--- Begin Data provided ---

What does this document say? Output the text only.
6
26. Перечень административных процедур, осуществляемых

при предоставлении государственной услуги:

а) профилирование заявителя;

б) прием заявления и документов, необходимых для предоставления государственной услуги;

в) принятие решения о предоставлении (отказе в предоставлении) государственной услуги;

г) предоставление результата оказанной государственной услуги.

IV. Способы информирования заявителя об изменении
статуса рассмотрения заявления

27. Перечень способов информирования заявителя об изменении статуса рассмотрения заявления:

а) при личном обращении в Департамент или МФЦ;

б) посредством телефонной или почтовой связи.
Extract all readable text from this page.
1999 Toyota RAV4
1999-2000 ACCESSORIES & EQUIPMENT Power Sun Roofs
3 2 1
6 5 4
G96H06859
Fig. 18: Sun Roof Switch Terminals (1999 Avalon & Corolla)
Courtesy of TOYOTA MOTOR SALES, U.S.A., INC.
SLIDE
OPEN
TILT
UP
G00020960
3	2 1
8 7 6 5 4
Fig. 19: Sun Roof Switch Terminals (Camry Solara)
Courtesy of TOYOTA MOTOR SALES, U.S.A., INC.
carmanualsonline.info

--- End Data provided ---

Aim: Quote each line of the data above exactly as written.

Solution below:
What does this document say? Output the text only.
6
26. Перечень административных процедур, осуществляемых

при предоставлении государственной услуги:

а) профилирование заявителя;

б) прием заявления и документов, необходимых для предоставления государственной услуги;

в) принятие решения о предоставлении (отказе в предоставлении) государственной услуги;

г) предоставление результата оказанной государственной услуги.

IV. Способы информирования заявителя об изменении
статуса рассмотрения заявления

27. Перечень способов информирования заявителя об изменении статуса рассмотрения заявления:

а) при личном обращении в Департамент или МФЦ;

б) посредством телефонной или почтовой связи.
Extract all readable text from this page.
1999 Toyota RAV4
1999-2000 ACCESSORIES & EQUIPMENT Power Sun Roofs
3 2 1
6 5 4
G96H06859
Fig. 18: Sun Roof Switch Terminals (1999 Avalon & Corolla)
Courtesy of TOYOTA MOTOR SALES, U.S.A., INC.
SLIDE
OPEN
TILT
UP
G00020960
3	2 1
8 7 6 5 4
Fig. 19: Sun Roof Switch Terminals (Camry Solara)
Courtesy of TOYOTA MOTOR SALES, U.S.A., INC.
carmanualsonline.info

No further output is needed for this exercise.